For the data below, work out how many lines include the string "Votos" and report only the number.

═════ Supplied material

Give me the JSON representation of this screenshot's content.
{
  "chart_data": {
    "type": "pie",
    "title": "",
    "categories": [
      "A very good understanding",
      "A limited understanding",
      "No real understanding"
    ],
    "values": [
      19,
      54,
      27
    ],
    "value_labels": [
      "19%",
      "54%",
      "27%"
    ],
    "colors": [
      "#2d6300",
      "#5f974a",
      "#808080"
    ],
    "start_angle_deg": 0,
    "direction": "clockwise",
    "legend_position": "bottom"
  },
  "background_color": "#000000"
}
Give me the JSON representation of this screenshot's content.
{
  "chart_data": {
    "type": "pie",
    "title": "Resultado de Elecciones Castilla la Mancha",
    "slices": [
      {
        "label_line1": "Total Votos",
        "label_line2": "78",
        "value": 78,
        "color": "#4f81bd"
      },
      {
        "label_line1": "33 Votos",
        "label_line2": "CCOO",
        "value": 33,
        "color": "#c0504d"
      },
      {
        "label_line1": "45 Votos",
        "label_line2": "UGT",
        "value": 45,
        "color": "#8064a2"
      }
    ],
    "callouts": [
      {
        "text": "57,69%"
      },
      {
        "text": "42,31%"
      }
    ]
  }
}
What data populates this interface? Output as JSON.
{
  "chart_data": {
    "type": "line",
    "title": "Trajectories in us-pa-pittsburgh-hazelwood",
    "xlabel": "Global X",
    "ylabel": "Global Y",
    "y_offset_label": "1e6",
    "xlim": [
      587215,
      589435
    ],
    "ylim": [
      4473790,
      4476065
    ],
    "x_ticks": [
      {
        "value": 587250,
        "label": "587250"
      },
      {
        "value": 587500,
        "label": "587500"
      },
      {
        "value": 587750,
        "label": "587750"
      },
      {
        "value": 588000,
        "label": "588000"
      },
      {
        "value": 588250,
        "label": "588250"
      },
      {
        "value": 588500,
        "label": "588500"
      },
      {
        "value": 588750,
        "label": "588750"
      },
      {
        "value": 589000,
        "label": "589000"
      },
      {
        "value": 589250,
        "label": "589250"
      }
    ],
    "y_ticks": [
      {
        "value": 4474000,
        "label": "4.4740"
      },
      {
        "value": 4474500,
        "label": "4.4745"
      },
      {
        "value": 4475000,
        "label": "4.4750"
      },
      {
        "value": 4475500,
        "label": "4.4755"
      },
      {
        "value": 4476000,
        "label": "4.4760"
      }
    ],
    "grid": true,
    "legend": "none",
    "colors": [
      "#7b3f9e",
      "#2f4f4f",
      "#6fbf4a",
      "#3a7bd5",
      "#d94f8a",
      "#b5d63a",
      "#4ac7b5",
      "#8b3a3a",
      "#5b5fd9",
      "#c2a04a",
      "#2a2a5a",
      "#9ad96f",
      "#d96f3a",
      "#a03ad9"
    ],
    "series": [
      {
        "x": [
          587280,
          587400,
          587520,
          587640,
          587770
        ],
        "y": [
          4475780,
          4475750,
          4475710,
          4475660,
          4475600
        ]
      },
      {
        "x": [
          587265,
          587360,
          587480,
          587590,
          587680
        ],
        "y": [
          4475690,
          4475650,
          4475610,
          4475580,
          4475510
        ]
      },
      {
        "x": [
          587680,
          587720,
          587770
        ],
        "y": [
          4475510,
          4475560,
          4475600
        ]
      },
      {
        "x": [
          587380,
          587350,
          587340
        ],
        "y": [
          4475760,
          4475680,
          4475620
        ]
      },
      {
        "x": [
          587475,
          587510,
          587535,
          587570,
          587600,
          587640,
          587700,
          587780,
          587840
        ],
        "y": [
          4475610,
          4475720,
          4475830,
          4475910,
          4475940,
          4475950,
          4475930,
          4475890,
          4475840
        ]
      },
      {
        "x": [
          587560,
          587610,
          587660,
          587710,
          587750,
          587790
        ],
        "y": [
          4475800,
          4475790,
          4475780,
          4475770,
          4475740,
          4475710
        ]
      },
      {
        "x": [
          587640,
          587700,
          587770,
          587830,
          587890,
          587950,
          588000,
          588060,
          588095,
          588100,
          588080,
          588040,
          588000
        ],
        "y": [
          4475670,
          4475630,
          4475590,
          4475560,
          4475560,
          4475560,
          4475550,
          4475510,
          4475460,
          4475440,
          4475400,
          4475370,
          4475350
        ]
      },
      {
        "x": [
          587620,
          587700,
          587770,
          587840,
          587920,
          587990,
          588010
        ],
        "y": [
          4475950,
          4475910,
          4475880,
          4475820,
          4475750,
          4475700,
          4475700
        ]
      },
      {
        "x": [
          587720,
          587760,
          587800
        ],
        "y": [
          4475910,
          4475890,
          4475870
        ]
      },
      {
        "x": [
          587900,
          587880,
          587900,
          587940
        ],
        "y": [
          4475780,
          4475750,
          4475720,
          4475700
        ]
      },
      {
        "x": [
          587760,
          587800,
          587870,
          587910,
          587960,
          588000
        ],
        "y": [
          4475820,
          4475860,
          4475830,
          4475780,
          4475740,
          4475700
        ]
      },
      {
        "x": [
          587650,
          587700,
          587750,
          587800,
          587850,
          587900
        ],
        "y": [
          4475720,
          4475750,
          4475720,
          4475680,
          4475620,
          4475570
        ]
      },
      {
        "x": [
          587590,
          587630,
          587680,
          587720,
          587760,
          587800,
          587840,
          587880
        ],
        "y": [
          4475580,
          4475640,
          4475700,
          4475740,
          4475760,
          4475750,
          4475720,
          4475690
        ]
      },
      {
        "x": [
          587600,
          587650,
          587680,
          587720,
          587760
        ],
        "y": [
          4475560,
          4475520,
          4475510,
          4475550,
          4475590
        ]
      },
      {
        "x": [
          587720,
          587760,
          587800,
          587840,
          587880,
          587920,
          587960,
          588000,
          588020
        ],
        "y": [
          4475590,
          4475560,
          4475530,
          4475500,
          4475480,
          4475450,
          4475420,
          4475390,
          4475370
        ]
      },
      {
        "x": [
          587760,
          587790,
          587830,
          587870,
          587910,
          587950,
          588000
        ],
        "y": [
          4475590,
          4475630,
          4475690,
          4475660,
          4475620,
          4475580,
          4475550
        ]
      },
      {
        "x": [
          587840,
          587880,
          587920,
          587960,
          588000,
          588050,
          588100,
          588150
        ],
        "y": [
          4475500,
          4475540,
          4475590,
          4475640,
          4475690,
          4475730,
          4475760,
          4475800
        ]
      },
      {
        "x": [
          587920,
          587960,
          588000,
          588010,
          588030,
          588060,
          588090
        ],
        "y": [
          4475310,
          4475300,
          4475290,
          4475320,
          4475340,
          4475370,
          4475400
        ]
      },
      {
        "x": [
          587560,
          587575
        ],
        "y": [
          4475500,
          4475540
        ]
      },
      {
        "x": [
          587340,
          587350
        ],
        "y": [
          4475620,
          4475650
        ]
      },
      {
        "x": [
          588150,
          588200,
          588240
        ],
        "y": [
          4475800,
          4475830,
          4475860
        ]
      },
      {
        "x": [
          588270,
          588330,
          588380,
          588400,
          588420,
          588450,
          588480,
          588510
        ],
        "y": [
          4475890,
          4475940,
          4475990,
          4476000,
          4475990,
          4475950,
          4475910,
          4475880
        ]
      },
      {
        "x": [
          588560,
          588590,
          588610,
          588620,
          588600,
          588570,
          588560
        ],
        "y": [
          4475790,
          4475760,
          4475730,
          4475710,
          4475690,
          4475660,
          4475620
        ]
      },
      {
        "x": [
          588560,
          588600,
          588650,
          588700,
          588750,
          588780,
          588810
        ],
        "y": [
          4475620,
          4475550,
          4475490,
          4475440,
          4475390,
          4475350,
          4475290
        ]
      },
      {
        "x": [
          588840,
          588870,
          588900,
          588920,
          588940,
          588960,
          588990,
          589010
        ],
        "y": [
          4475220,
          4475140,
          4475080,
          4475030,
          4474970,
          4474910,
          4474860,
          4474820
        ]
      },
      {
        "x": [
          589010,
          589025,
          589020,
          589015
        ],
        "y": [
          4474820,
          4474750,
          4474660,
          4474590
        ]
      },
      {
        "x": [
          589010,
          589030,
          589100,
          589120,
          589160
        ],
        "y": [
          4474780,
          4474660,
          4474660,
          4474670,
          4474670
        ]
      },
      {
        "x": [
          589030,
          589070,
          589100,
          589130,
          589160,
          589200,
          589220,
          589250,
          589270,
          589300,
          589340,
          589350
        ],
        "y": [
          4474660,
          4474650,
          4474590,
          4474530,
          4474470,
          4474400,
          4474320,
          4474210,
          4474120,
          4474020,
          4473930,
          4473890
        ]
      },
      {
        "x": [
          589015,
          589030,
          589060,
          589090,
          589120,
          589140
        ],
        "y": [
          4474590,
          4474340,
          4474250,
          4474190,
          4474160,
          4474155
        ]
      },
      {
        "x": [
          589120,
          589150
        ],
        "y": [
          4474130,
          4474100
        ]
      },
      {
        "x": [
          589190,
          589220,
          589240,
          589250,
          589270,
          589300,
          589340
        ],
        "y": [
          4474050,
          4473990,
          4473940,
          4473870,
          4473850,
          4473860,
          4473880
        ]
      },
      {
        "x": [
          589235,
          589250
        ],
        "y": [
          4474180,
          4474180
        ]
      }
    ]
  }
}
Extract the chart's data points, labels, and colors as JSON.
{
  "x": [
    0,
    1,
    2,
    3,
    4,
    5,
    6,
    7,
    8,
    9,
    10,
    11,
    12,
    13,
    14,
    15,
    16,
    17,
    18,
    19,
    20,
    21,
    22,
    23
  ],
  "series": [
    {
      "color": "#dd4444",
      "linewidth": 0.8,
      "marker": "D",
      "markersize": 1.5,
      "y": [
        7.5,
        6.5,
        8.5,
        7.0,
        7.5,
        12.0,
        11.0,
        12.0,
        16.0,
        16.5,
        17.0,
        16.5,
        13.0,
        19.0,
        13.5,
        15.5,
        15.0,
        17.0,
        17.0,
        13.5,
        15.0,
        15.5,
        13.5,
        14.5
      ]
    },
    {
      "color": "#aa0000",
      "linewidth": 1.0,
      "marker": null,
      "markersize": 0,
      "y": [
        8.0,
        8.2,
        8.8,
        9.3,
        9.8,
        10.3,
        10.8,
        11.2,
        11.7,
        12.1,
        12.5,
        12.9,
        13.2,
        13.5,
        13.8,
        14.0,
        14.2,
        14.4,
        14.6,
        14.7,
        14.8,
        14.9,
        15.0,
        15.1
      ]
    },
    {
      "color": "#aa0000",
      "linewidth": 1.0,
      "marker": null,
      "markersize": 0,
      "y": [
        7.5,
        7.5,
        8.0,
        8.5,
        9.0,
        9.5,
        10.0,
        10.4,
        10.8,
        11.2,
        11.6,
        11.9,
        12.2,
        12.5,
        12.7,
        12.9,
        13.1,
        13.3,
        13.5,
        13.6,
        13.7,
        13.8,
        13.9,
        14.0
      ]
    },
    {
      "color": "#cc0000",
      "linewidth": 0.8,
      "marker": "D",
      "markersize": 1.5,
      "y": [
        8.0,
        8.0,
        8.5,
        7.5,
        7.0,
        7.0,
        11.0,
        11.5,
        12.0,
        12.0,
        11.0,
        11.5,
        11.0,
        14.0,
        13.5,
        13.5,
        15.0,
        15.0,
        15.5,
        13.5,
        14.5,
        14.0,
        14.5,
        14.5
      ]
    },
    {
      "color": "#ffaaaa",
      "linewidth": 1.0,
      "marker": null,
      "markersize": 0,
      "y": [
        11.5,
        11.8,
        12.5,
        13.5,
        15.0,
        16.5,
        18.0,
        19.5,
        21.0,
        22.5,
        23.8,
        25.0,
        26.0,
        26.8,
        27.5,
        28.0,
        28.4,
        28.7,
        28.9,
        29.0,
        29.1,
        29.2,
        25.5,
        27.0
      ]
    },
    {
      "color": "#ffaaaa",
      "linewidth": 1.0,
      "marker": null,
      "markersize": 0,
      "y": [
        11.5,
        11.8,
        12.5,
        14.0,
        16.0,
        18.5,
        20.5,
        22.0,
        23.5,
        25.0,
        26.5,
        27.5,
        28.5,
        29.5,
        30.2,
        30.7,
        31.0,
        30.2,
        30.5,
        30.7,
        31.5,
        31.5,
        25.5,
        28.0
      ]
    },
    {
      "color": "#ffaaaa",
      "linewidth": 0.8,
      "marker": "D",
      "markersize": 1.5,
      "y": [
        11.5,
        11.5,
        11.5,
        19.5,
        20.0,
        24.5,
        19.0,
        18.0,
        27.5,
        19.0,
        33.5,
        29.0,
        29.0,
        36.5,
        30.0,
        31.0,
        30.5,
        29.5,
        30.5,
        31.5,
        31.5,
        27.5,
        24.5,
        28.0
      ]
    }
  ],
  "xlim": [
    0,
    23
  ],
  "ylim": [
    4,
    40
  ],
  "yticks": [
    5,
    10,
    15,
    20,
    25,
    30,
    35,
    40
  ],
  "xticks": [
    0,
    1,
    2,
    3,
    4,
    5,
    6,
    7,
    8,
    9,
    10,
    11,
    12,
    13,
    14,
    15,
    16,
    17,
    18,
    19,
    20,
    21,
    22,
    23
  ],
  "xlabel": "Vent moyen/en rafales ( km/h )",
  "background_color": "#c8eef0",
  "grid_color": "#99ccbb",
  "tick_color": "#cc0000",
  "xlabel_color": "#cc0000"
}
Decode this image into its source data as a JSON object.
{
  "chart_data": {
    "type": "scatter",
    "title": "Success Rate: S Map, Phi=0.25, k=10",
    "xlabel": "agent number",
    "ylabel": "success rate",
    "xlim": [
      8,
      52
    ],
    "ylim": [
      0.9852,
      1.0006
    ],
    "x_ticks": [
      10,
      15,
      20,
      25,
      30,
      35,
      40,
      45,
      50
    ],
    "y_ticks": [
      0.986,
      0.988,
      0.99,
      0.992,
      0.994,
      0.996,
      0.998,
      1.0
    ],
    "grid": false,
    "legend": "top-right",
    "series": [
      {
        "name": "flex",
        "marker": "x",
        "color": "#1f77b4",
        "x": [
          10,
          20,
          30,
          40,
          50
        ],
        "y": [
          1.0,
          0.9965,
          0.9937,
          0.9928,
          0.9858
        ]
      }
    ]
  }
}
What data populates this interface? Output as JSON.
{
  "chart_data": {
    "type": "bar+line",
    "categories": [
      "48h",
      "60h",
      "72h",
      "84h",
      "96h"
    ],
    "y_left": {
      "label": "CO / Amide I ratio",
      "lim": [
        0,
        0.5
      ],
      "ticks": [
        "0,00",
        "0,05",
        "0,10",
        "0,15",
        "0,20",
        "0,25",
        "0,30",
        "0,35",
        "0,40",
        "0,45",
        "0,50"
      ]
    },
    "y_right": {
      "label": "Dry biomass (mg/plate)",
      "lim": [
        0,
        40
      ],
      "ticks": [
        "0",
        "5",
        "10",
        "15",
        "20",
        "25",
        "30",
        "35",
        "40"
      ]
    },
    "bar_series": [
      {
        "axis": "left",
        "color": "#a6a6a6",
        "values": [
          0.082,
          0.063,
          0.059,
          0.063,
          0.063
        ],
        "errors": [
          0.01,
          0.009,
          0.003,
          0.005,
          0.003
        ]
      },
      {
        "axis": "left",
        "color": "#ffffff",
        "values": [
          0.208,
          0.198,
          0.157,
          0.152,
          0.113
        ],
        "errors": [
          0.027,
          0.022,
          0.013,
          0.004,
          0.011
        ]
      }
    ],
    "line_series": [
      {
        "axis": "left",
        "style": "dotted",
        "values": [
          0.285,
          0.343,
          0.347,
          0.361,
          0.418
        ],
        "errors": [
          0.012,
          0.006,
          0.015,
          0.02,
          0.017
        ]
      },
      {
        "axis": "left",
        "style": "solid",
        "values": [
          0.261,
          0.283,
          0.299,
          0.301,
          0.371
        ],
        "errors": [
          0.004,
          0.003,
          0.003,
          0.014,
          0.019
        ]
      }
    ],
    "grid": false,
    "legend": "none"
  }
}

══════════

Reply to the task: 3